* _Task directions_
Repeat every line of the listing below exactly, minus the pictures.

* _Data provided_
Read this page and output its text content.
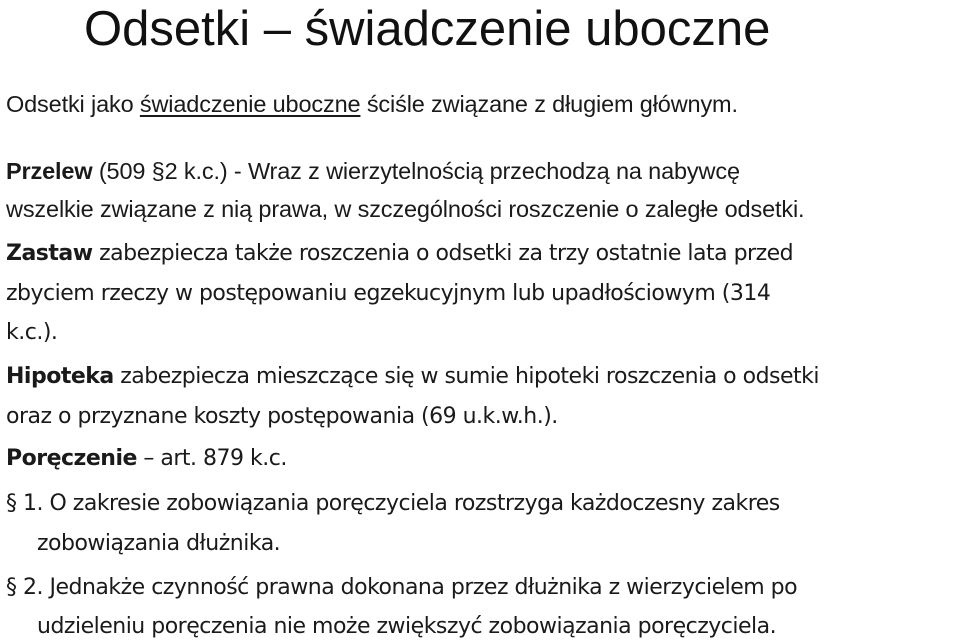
Odsetki – świadczenie uboczne
Odsetki jako świadczenie uboczne ściśle związane z długiem głównym.
Przelew (509 §2 k.c.) - Wraz z wierzytelnością przechodzą na nabywcę
wszelkie związane z nią prawa, w szczególności roszczenie o zaległe odsetki.
Zastaw zabezpiecza także roszczenia o odsetki za trzy ostatnie lata przed
zbyciem rzeczy w postępowaniu egzekucyjnym lub upadłościowym (314
k.c.).
Hipoteka zabezpiecza mieszczące się w sumie hipoteki roszczenia o odsetki
oraz o przyznane koszty postępowania (69 u.k.w.h.).
Poręczenie – art. 879 k.c.
§ 1. O zakresie zobowiązania poręczyciela rozstrzyga każdoczesny zakres
zobowiązania dłużnika.
§ 2. Jednakże czynność prawna dokonana przez dłużnika z wierzycielem po
udzieleniu poręczenia nie może zwiększyć zobowiązania poręczyciela.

* _The response_
Read this page and output its text content.
Odsetki – świadczenie uboczne
Odsetki jako świadczenie uboczne ściśle związane z długiem głównym.
Przelew (509 §2 k.c.) - Wraz z wierzytelnością przechodzą na nabywcę
wszelkie związane z nią prawa, w szczególności roszczenie o zaległe odsetki.
Zastaw zabezpiecza także roszczenia o odsetki za trzy ostatnie lata przed
zbyciem rzeczy w postępowaniu egzekucyjnym lub upadłościowym (314
k.c.).
Hipoteka zabezpiecza mieszczące się w sumie hipoteki roszczenia o odsetki
oraz o przyznane koszty postępowania (69 u.k.w.h.).
Poręczenie – art. 879 k.c.
§ 1. O zakresie zobowiązania poręczyciela rozstrzyga każdoczesny zakres
zobowiązania dłużnika.
§ 2. Jednakże czynność prawna dokonana przez dłużnika z wierzycielem po
udzieleniu poręczenia nie może zwiększyć zobowiązania poręczyciela.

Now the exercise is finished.